Task directions: Copy every line of the listing exactly.

— begin —

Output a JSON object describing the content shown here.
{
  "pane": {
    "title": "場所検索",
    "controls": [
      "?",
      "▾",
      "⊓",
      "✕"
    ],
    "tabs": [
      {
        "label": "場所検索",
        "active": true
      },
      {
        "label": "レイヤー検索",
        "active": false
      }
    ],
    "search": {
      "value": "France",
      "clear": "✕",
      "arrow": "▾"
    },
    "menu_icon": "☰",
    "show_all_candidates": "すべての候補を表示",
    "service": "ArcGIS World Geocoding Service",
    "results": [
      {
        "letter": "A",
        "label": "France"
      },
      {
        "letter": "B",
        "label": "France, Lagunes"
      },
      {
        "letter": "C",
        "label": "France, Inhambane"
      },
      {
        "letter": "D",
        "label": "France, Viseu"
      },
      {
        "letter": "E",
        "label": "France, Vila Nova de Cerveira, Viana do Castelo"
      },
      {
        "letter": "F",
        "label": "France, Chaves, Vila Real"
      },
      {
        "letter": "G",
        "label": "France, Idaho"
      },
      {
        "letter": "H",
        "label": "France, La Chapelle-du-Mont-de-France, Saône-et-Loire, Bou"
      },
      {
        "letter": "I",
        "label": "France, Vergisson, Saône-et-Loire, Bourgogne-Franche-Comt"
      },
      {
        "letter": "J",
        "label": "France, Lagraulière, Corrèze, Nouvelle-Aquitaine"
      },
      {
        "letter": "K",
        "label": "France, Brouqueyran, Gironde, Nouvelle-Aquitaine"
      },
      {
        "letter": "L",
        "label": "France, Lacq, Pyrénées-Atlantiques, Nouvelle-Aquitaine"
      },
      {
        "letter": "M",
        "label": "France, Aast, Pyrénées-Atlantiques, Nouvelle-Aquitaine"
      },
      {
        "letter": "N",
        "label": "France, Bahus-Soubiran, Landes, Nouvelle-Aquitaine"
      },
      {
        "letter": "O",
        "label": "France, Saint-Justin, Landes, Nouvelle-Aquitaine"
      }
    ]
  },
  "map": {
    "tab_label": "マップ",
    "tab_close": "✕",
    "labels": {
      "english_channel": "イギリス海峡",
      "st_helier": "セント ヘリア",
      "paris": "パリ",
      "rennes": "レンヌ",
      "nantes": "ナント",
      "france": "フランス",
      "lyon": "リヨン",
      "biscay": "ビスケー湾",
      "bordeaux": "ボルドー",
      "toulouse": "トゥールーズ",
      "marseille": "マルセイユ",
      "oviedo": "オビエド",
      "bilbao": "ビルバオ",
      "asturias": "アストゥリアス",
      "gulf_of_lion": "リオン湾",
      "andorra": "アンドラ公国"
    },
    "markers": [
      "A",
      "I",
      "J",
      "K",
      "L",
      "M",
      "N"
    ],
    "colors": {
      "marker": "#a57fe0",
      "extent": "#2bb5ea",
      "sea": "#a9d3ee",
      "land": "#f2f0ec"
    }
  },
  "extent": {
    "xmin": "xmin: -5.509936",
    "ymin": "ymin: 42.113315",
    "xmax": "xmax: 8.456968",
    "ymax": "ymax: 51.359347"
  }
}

— end —

Reply:
Output a JSON object describing the content shown here.
{
  "pane": {
    "title": "場所検索",
    "controls": [
      "?",
      "▾",
      "⊓",
      "✕"
    ],
    "tabs": [
      {
        "label": "場所検索",
        "active": true
      },
      {
        "label": "レイヤー検索",
        "active": false
      }
    ],
    "search": {
      "value": "France",
      "clear": "✕",
      "arrow": "▾"
    },
    "menu_icon": "☰",
    "show_all_candidates": "すべての候補を表示",
    "service": "ArcGIS World Geocoding Service",
    "results": [
      {
        "letter": "A",
        "label": "France"
      },
      {
        "letter": "B",
        "label": "France, Lagunes"
      },
      {
        "letter": "C",
        "label": "France, Inhambane"
      },
      {
        "letter": "D",
        "label": "France, Viseu"
      },
      {
        "letter": "E",
        "label": "France, Vila Nova de Cerveira, Viana do Castelo"
      },
      {
        "letter": "F",
        "label": "France, Chaves, Vila Real"
      },
      {
        "letter": "G",
        "label": "France, Idaho"
      },
      {
        "letter": "H",
        "label": "France, La Chapelle-du-Mont-de-France, Saône-et-Loire, Bou"
      },
      {
        "letter": "I",
        "label": "France, Vergisson, Saône-et-Loire, Bourgogne-Franche-Comt"
      },
      {
        "letter": "J",
        "label": "France, Lagraulière, Corrèze, Nouvelle-Aquitaine"
      },
      {
        "letter": "K",
        "label": "France, Brouqueyran, Gironde, Nouvelle-Aquitaine"
      },
      {
        "letter": "L",
        "label": "France, Lacq, Pyrénées-Atlantiques, Nouvelle-Aquitaine"
      },
      {
        "letter": "M",
        "label": "France, Aast, Pyrénées-Atlantiques, Nouvelle-Aquitaine"
      },
      {
        "letter": "N",
        "label": "France, Bahus-Soubiran, Landes, Nouvelle-Aquitaine"
      },
      {
        "letter": "O",
        "label": "France, Saint-Justin, Landes, Nouvelle-Aquitaine"
      }
    ]
  },
  "map": {
    "tab_label": "マップ",
    "tab_close": "✕",
    "labels": {
      "english_channel": "イギリス海峡",
      "st_helier": "セント ヘリア",
      "paris": "パリ",
      "rennes": "レンヌ",
      "nantes": "ナント",
      "france": "フランス",
      "lyon": "リヨン",
      "biscay": "ビスケー湾",
      "bordeaux": "ボルドー",
      "toulouse": "トゥールーズ",
      "marseille": "マルセイユ",
      "oviedo": "オビエド",
      "bilbao": "ビルバオ",
      "asturias": "アストゥリアス",
      "gulf_of_lion": "リオン湾",
      "andorra": "アンドラ公国"
    },
    "markers": [
      "A",
      "I",
      "J",
      "K",
      "L",
      "M",
      "N"
    ],
    "colors": {
      "marker": "#a57fe0",
      "extent": "#2bb5ea",
      "sea": "#a9d3ee",
      "land": "#f2f0ec"
    }
  },
  "extent": {
    "xmin": "xmin: -5.509936",
    "ymin": "ymin: 42.113315",
    "xmax": "xmax: 8.456968",
    "ymax": "ymax: 51.359347"
  }
}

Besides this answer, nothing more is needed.